◆ What is being asked:
Quote every line of the data below as it stands, omitting pictures.

◆ Materials provided:
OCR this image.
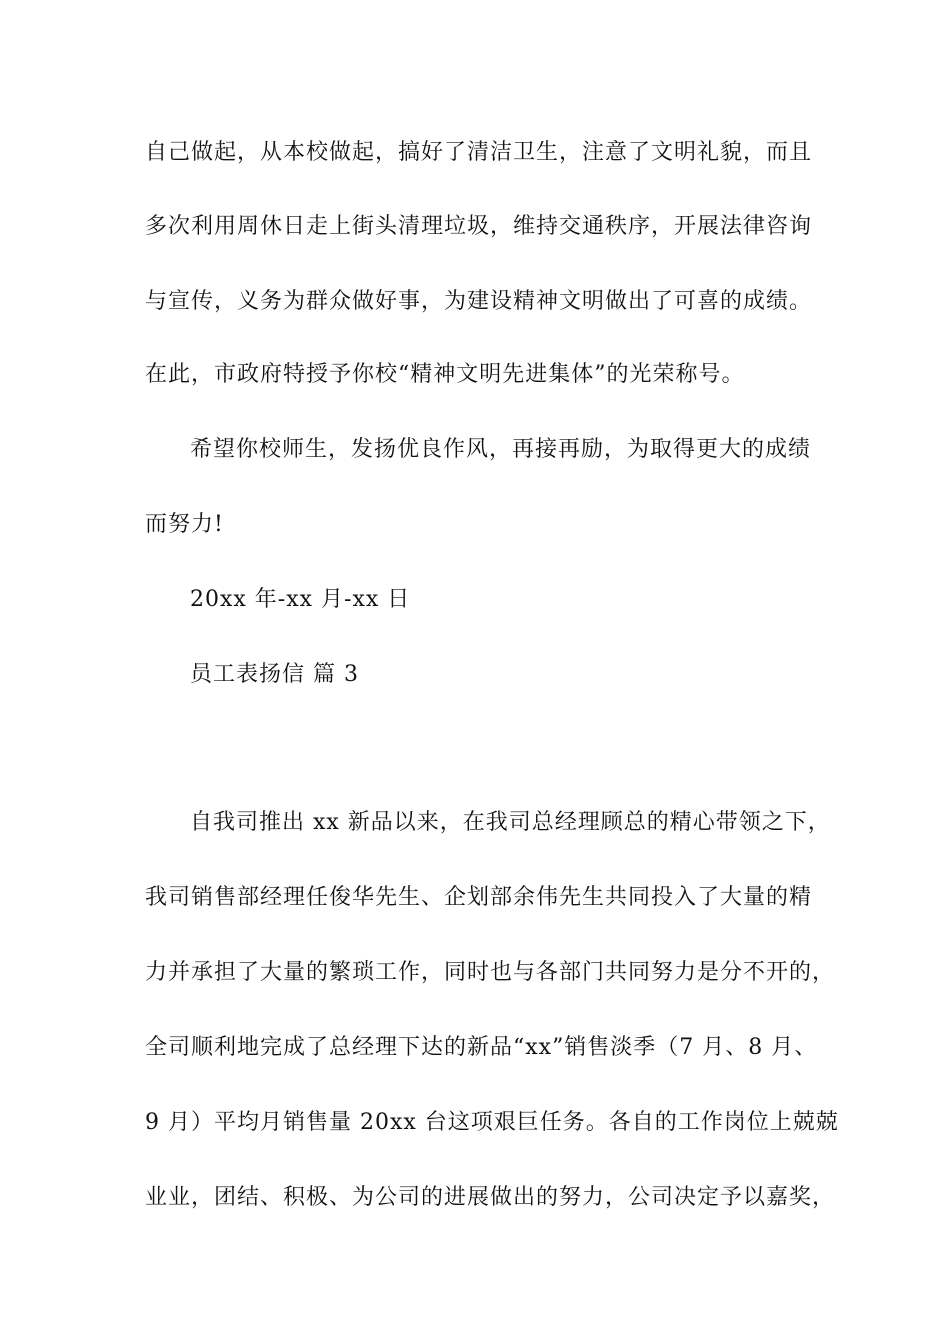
自己做起，从本校做起，搞好了清洁卫生，注意了文明礼貌，而且
多次利用周休日走上街头清理垃圾，维持交通秩序，开展法律咨询
与宣传，义务为群众做好事，为建设精神文明做出了可喜的成绩。
在此，市政府特授予你校“精神文明先进集体”的光荣称号。
希望你校师生，发扬优良作风，再接再励，为取得更大的成绩
而努力!
20xx 年-xx 月-xx 日
员工表扬信 篇 3
自我司推出 xx 新品以来，在我司总经理顾总的精心带领之下，
我司销售部经理任俊华先生、企划部余伟先生共同投入了大量的精
力并承担了大量的繁琐工作，同时也与各部门共同努力是分不开的，
全司顺利地完成了总经理下达的新品“xx”销售淡季（7 月、8 月、
9 月）平均月销售量 20xx 台这项艰巨任务。各自的工作岗位上兢兢
业业，团结、积极、为公司的进展做出的努力，公司决定予以嘉奖，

◆ Problem solution:
OCR this image.
自己做起，从本校做起，搞好了清洁卫生，注意了文明礼貌，而且
多次利用周休日走上街头清理垃圾，维持交通秩序，开展法律咨询
与宣传，义务为群众做好事，为建设精神文明做出了可喜的成绩。
在此，市政府特授予你校“精神文明先进集体”的光荣称号。
希望你校师生，发扬优良作风，再接再励，为取得更大的成绩
而努力!
20xx 年-xx 月-xx 日
员工表扬信 篇 3
自我司推出 xx 新品以来，在我司总经理顾总的精心带领之下，
我司销售部经理任俊华先生、企划部余伟先生共同投入了大量的精
力并承担了大量的繁琐工作，同时也与各部门共同努力是分不开的，
全司顺利地完成了总经理下达的新品“xx”销售淡季（7 月、8 月、
9 月）平均月销售量 20xx 台这项艰巨任务。各自的工作岗位上兢兢
业业，团结、积极、为公司的进展做出的努力，公司决定予以嘉奖，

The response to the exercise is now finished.